Raw records ::
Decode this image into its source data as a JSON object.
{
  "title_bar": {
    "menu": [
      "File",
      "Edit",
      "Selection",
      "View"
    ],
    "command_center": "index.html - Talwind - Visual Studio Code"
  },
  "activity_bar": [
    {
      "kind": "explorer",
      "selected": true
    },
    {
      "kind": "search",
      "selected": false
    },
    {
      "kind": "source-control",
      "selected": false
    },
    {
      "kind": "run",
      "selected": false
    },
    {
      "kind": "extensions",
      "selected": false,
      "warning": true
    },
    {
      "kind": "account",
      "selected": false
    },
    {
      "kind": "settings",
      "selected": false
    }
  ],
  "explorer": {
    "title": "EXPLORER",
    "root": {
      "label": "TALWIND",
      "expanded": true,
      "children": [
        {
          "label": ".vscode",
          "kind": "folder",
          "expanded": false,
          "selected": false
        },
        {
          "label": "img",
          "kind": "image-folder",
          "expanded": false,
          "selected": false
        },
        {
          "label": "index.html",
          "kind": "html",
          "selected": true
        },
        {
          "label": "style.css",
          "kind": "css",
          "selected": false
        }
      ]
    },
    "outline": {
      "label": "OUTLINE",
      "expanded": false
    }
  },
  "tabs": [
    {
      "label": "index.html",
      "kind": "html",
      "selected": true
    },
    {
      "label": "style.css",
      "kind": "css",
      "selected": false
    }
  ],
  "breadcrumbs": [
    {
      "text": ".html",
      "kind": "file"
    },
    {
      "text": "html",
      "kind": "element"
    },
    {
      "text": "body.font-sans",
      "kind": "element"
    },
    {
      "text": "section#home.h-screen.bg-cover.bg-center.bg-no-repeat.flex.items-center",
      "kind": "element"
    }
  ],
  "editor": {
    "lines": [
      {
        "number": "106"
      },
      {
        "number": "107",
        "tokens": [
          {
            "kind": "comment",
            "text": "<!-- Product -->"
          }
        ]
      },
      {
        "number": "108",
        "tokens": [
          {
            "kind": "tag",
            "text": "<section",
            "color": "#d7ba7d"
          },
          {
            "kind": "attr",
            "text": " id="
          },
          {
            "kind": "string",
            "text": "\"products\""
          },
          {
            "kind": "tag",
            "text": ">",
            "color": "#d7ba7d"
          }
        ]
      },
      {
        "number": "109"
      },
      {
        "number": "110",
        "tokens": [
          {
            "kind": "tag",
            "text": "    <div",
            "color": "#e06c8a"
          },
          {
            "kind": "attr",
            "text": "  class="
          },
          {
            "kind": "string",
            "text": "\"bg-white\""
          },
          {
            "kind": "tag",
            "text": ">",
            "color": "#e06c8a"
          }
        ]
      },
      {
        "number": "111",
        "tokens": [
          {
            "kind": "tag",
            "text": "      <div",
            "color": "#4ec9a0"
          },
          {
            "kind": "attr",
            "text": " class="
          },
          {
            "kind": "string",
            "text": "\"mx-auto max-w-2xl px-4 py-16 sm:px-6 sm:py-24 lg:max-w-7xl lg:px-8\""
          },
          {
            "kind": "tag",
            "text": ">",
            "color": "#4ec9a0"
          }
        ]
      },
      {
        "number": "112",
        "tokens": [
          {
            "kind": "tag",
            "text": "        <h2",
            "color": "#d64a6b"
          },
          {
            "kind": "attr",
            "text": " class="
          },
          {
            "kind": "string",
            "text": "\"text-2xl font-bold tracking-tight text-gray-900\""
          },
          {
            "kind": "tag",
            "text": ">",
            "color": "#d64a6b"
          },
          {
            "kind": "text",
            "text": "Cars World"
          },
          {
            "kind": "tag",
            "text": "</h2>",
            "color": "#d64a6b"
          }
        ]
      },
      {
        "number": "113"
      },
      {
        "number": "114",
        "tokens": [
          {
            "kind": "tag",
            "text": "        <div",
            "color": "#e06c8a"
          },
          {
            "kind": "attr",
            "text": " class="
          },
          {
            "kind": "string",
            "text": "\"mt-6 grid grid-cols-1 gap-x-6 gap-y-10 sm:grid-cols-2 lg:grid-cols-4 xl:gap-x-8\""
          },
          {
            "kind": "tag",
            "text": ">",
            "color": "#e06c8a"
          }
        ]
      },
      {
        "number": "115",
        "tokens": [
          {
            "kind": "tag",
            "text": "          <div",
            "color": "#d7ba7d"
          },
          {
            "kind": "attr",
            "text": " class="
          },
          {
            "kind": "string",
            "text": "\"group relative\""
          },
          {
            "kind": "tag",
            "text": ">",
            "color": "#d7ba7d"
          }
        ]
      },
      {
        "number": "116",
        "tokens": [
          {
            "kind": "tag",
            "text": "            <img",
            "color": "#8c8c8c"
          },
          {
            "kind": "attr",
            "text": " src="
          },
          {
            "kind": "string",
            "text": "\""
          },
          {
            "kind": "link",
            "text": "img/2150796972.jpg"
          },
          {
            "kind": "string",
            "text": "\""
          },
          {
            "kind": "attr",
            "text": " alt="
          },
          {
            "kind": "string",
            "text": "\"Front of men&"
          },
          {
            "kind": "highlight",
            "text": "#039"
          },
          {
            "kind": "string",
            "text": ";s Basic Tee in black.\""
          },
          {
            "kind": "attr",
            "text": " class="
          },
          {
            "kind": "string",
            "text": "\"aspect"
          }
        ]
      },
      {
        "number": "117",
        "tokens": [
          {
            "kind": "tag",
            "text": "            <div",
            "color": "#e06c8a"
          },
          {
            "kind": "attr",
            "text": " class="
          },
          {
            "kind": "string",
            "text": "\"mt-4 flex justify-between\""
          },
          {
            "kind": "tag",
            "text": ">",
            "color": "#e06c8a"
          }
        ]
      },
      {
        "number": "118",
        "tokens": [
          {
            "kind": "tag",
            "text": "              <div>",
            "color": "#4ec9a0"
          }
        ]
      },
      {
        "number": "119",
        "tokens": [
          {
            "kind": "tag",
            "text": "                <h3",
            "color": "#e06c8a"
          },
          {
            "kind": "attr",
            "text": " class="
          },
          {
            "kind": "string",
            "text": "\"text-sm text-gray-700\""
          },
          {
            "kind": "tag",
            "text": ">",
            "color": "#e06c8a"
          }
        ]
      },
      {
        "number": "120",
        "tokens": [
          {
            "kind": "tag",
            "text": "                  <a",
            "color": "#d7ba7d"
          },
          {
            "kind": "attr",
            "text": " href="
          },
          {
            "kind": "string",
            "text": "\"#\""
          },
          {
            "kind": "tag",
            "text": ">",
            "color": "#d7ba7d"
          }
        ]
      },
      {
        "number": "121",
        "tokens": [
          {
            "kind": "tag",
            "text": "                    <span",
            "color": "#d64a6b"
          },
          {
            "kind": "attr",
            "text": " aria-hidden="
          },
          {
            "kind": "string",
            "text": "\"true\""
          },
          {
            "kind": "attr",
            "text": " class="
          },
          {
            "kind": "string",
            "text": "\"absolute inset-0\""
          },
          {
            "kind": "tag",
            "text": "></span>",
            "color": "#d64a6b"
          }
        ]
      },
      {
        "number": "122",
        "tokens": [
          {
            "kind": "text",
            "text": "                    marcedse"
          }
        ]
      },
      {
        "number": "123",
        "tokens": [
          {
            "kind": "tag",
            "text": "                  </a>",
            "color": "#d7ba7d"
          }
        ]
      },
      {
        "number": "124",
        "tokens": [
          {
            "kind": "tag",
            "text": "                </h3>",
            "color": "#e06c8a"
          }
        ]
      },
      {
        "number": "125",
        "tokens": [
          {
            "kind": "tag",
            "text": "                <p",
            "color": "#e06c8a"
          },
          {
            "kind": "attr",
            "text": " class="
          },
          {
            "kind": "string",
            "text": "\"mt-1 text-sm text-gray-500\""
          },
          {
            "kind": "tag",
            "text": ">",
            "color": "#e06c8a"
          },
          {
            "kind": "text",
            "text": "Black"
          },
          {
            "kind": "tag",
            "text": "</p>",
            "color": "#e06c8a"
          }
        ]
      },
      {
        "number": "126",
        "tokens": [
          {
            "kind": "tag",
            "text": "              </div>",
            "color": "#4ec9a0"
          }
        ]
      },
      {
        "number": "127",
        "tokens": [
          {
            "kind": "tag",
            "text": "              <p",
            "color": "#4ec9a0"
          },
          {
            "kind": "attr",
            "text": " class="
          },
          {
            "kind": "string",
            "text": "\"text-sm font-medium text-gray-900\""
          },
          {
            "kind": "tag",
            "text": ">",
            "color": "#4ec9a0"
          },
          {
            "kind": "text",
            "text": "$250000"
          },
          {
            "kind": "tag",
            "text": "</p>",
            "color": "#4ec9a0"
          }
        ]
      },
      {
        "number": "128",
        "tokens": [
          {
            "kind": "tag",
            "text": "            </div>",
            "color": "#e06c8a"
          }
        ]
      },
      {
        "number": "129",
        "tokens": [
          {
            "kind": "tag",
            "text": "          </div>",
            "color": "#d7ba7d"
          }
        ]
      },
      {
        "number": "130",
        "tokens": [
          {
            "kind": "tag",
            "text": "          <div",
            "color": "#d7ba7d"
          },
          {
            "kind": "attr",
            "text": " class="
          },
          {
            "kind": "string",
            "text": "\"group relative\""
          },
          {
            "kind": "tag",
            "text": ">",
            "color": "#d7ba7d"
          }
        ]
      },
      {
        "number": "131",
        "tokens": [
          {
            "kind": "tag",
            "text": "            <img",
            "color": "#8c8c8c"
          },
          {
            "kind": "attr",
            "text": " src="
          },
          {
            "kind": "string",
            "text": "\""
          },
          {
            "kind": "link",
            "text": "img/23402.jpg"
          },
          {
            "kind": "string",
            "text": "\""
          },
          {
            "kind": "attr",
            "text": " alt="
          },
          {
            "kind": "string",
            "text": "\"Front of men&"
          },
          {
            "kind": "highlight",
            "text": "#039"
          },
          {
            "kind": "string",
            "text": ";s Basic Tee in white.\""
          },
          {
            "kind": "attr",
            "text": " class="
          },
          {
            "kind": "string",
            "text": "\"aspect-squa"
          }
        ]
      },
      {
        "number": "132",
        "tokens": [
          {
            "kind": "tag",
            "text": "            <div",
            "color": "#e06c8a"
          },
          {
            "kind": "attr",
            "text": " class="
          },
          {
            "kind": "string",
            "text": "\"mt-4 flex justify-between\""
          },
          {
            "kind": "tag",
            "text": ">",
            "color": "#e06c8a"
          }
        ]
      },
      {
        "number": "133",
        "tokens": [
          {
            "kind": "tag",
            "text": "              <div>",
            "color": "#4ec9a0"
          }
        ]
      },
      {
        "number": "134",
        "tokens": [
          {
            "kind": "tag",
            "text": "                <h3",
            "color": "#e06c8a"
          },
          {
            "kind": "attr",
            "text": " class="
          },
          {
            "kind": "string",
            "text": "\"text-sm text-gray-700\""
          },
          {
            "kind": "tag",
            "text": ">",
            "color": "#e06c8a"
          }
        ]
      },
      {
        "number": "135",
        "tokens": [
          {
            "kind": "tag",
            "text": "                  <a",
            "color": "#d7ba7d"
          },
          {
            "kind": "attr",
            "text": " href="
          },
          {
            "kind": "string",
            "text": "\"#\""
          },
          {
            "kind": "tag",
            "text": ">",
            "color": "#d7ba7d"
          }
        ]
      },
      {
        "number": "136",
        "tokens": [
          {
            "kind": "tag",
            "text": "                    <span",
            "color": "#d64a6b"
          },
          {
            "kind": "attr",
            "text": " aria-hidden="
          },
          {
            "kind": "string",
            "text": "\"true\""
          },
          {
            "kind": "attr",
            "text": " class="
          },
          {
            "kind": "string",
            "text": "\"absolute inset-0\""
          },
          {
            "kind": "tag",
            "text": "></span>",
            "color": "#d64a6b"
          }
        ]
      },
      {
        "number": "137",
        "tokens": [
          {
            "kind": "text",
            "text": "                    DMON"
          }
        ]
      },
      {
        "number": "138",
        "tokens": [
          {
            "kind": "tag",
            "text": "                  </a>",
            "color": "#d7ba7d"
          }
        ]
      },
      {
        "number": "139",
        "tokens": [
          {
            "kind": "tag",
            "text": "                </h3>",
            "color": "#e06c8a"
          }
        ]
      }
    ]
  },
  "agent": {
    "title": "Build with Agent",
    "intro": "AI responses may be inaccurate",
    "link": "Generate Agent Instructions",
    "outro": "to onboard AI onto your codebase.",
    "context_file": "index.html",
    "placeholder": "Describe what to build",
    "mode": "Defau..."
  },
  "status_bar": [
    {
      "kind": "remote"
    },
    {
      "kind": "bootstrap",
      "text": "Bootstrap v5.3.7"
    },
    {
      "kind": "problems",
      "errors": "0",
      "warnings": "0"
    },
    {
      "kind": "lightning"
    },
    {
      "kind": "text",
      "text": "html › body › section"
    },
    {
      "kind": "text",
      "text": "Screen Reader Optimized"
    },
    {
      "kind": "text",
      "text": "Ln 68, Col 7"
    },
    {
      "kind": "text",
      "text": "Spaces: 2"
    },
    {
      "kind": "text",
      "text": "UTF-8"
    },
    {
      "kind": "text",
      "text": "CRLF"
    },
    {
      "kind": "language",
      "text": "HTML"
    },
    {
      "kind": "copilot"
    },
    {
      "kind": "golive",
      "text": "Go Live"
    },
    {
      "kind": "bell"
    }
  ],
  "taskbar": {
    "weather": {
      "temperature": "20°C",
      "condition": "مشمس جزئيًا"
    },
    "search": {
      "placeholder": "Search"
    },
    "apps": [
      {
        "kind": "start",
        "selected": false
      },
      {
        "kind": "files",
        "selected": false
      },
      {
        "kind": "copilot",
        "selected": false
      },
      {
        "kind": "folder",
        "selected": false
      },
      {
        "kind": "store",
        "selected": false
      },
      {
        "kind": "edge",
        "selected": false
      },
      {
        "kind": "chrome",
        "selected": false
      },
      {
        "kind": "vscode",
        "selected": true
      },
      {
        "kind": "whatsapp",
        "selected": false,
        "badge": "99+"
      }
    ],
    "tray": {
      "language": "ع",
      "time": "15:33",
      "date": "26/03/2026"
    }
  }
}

Short exercise :: State how many lines of the listing include "font", and nothing more.

Complete output :: 3